▶ [DATASET CONTENT]:

═══

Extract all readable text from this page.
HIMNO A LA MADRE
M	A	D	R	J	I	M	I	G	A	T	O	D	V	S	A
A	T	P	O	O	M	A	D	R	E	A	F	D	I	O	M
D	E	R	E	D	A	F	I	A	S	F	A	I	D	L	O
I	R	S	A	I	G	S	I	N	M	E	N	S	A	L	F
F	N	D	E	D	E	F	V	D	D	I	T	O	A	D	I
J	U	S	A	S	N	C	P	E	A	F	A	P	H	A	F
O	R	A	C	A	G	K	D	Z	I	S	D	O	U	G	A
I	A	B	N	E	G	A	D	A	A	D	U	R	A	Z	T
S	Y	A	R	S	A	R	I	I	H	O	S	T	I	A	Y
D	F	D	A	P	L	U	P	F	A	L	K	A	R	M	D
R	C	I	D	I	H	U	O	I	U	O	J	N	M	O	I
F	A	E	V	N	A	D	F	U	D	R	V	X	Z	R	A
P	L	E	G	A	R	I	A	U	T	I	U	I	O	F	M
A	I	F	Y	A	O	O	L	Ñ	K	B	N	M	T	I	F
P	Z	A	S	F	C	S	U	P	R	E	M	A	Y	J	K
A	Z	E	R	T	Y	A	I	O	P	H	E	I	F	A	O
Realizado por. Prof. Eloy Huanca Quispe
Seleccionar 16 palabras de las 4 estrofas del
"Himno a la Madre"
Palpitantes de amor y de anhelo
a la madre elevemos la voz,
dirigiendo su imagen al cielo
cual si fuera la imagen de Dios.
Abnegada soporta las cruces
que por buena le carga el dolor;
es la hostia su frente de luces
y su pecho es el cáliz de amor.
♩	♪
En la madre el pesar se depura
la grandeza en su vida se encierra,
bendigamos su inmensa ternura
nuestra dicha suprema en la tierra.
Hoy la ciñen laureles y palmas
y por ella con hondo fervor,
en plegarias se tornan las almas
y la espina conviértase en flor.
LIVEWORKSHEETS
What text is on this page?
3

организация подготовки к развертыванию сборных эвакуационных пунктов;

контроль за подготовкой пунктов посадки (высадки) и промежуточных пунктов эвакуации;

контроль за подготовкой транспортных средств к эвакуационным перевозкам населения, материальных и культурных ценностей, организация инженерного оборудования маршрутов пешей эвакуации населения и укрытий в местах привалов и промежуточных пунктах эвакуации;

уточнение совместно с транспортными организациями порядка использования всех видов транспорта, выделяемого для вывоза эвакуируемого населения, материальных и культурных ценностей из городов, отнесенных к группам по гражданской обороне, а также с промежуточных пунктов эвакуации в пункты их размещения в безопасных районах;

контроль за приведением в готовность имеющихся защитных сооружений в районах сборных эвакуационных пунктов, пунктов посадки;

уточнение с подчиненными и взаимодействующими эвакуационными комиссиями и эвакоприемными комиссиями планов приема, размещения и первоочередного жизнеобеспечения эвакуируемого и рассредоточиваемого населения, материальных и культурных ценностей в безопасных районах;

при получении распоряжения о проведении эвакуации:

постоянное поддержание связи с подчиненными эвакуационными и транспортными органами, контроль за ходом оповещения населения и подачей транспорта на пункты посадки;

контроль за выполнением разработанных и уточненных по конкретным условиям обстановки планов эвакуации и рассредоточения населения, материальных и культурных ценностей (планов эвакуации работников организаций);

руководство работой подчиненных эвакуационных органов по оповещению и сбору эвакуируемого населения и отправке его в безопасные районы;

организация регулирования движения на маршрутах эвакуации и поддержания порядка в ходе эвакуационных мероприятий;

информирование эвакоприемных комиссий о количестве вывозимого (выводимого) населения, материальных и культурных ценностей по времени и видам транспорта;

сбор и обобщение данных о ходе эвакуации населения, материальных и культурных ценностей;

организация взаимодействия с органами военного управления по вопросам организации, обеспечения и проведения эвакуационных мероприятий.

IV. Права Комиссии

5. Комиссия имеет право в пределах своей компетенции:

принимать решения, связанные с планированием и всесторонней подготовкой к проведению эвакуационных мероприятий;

═══

▶ [EXERCISE PROMPT]: Select the lines in this material that hold the word "уточнение", leaving none out.

▶ [RESPONSE TO THIS TASK]:
уточнение совместно с транспортными организациями порядка использования всех видов транспорта, выделяемого для вывоза эвакуируемого населения, материальных и культурных ценностей из городов, отнесенных к группам по гражданской обороне, а также с промежуточных пунктов эвакуации в пункты их размещения в безопасных районах;
уточнение с подчиненными и взаимодействующими эвакуационными комиссиями и эвакоприемными комиссиями планов приема, размещения и первоочередного жизнеобеспечения эвакуируемого и рассредоточиваемого населения, материальных и культурных ценностей в безопасных районах;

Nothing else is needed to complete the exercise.